**Dataset items:**

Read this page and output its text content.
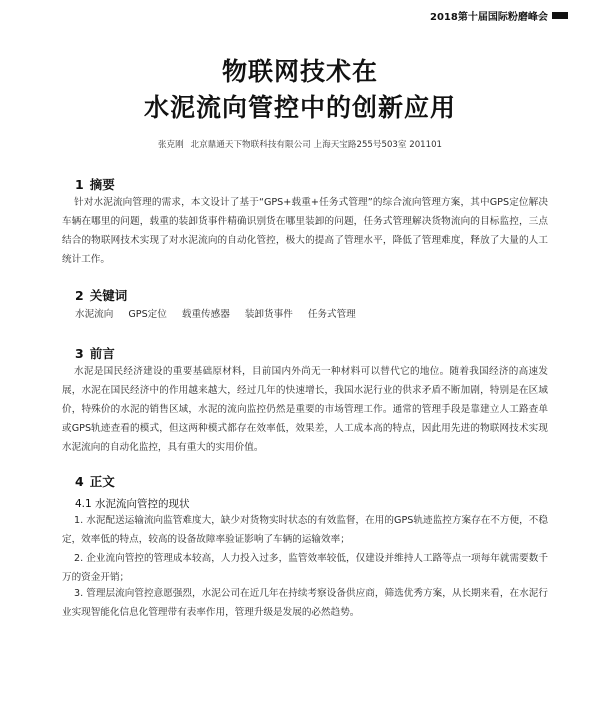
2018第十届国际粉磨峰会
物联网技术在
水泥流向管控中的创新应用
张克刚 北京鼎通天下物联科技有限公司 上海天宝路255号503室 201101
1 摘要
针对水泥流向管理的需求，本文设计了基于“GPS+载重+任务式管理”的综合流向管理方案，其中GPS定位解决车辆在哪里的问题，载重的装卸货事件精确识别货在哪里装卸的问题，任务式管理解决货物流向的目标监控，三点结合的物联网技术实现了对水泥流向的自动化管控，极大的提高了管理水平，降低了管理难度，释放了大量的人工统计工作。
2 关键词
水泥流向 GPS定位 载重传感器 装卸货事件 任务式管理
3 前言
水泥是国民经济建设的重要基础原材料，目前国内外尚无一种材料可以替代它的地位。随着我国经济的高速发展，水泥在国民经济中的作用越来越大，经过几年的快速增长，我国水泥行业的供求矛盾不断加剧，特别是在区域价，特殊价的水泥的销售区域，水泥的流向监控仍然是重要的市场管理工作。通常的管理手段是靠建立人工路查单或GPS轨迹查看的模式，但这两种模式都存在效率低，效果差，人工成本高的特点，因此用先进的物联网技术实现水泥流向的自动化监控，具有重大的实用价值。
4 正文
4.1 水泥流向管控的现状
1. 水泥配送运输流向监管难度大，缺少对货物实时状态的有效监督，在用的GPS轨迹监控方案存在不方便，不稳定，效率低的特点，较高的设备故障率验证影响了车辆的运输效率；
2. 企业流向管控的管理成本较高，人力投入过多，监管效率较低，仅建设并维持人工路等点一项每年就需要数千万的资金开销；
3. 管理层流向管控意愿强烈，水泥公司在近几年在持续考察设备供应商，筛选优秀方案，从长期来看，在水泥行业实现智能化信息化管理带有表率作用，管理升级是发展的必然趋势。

**EXERCISE REQUIREMENTS:** Return all of the data exactly as written, and drop the pictures.

**SOLUTION TO THIS PROBLEM:**
Read this page and output its text content.
2018第十届国际粉磨峰会
物联网技术在
水泥流向管控中的创新应用
张克刚 北京鼎通天下物联科技有限公司 上海天宝路255号503室 201101
1 摘要
针对水泥流向管理的需求，本文设计了基于“GPS+载重+任务式管理”的综合流向管理方案，其中GPS定位解决车辆在哪里的问题，载重的装卸货事件精确识别货在哪里装卸的问题，任务式管理解决货物流向的目标监控，三点结合的物联网技术实现了对水泥流向的自动化管控，极大的提高了管理水平，降低了管理难度，释放了大量的人工统计工作。
2 关键词
水泥流向 GPS定位 载重传感器 装卸货事件 任务式管理
3 前言
水泥是国民经济建设的重要基础原材料，目前国内外尚无一种材料可以替代它的地位。随着我国经济的高速发展，水泥在国民经济中的作用越来越大，经过几年的快速增长，我国水泥行业的供求矛盾不断加剧，特别是在区域价，特殊价的水泥的销售区域，水泥的流向监控仍然是重要的市场管理工作。通常的管理手段是靠建立人工路查单或GPS轨迹查看的模式，但这两种模式都存在效率低，效果差，人工成本高的特点，因此用先进的物联网技术实现水泥流向的自动化监控，具有重大的实用价值。
4 正文
4.1 水泥流向管控的现状
1. 水泥配送运输流向监管难度大，缺少对货物实时状态的有效监督，在用的GPS轨迹监控方案存在不方便，不稳定，效率低的特点，较高的设备故障率验证影响了车辆的运输效率；
2. 企业流向管控的管理成本较高，人力投入过多，监管效率较低，仅建设并维持人工路等点一项每年就需要数千万的资金开销；
3. 管理层流向管控意愿强烈，水泥公司在近几年在持续考察设备供应商，筛选优秀方案，从长期来看，在水泥行业实现智能化信息化管理带有表率作用，管理升级是发展的必然趋势。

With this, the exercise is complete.